[Items listed in a dataset]
┏━━

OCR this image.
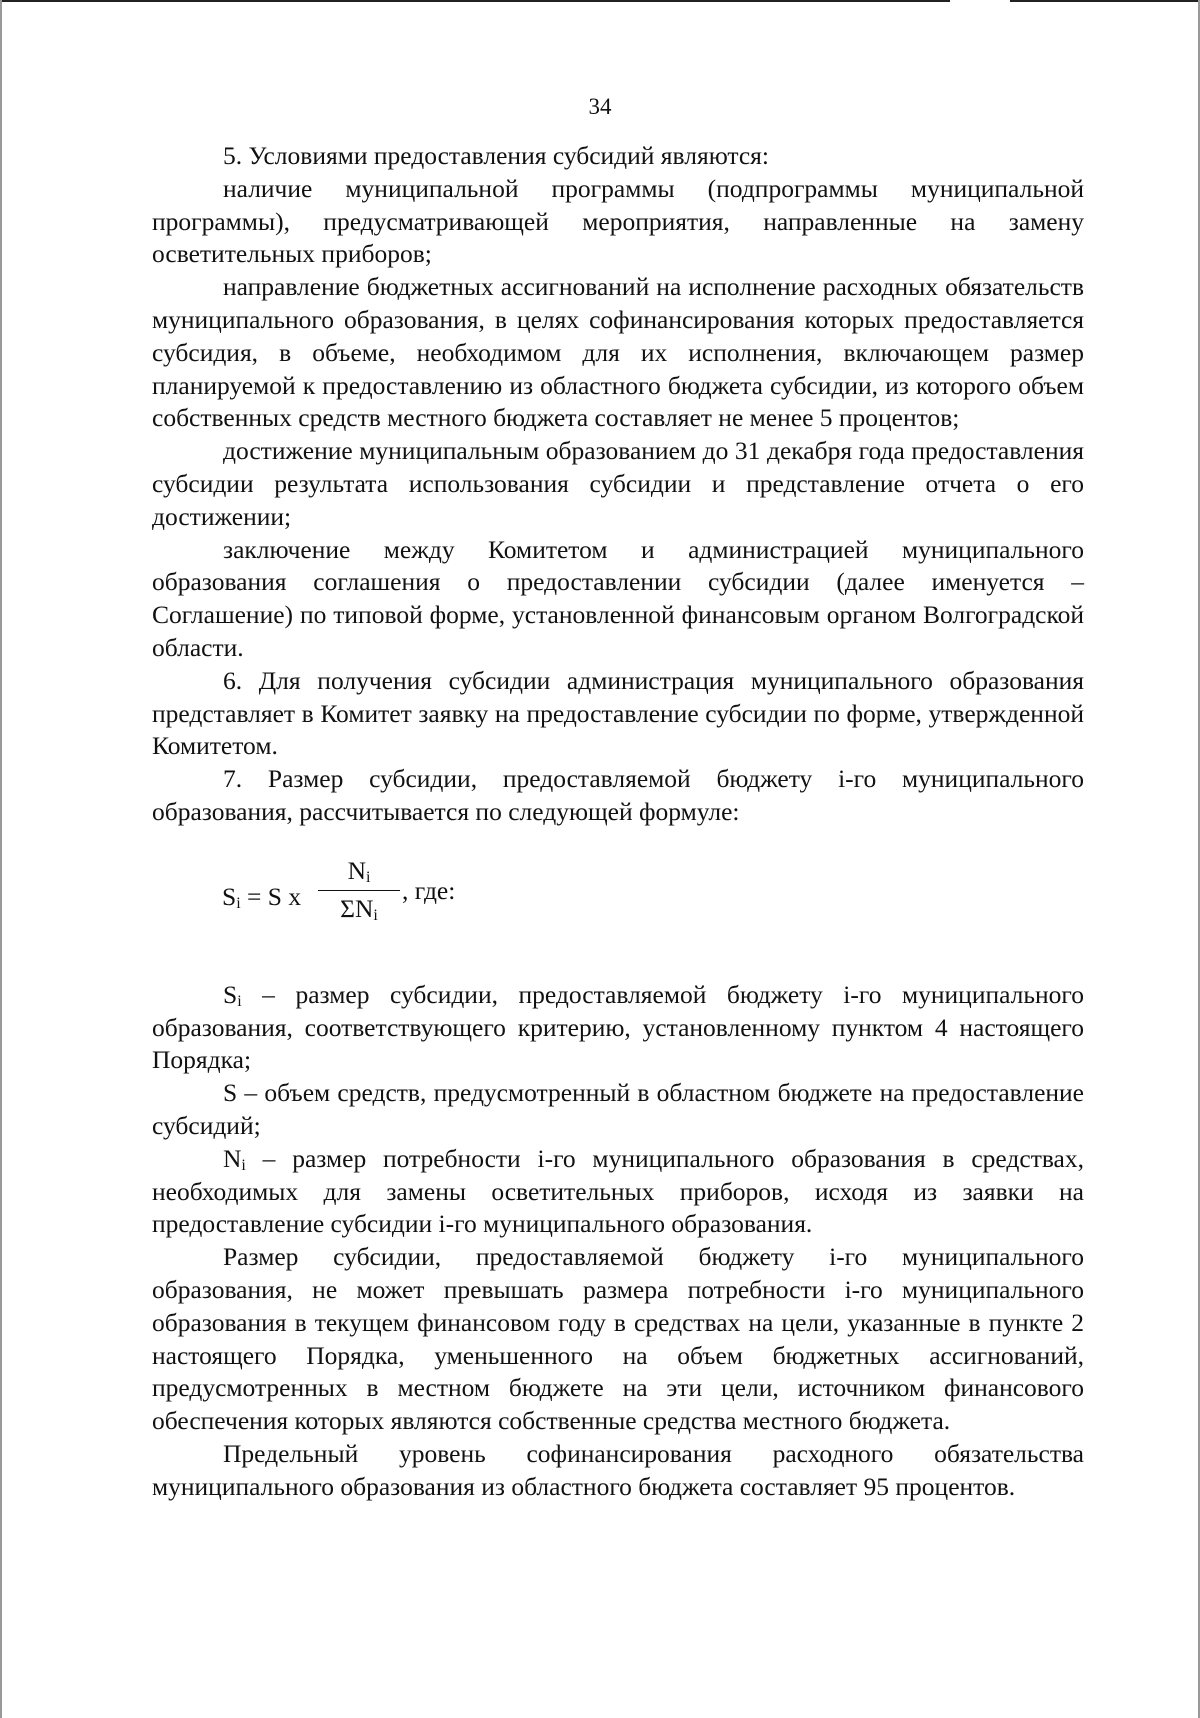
34

5. Условиями предоставления субсидий являются:

наличие муниципальной программы (подпрограммы муниципальной программы), предусматривающей мероприятия, направленные на замену осветительных приборов;

направление бюджетных ассигнований на исполнение расходных обязательств муниципального образования, в целях софинансирования которых предоставляется субсидия, в объеме, необходимом для их исполнения, включающем размер планируемой к предоставлению из областного бюджета субсидии, из которого объем собственных средств местного бюджета составляет не менее 5 процентов;

достижение муниципальным образованием до 31 декабря года предоставления субсидии результата использования субсидии и представление отчета о его достижении;

заключение между Комитетом и администрацией муниципального образования соглашения о предоставлении субсидии (далее именуется – Соглашение) по типовой форме, установленной финансовым органом Волгоградской области.

6. Для получения субсидии администрация муниципального образования представляет в Комитет заявку на предоставление субсидии по форме, утвержденной Комитетом.

7. Размер субсидии, предоставляемой бюджету i-го муниципального образования, рассчитывается по следующей формуле:

$S_i = S$ x
$N_i$
$\Sigma N_i$
, где:

$S_i$ – размер субсидии, предоставляемой бюджету i-го муниципального образования, соответствующего критерию, установленному пунктом 4 настоящего Порядка;

S – объем средств, предусмотренный в областном бюджете на предоставление субсидий;

$N_i$ – размер потребности i-го муниципального образования в средствах, необходимых для замены осветительных приборов, исходя из заявки на предоставление субсидии i-го муниципального образования.

Размер субсидии, предоставляемой бюджету i-го муниципального образования, не может превышать размера потребности i-го муниципального образования в текущем финансовом году в средствах на цели, указанные в пункте 2 настоящего Порядка, уменьшенного на объем бюджетных ассигнований, предусмотренных в местном бюджете на эти цели, источником финансового обеспечения которых являются собственные средства местного бюджета.

Предельный уровень софинансирования расходного обязательства муниципального образования из областного бюджета составляет 95 процентов.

┗━━

## [Short problem]
Go through the lines above. Select every one that has the string "предоставления".

## [Written response]
5. Условиями предоставления субсидий являются:
достижение муниципальным образованием до 31 декабря года предоставления субсидии результата использования субсидии и представление отчета о его достижении;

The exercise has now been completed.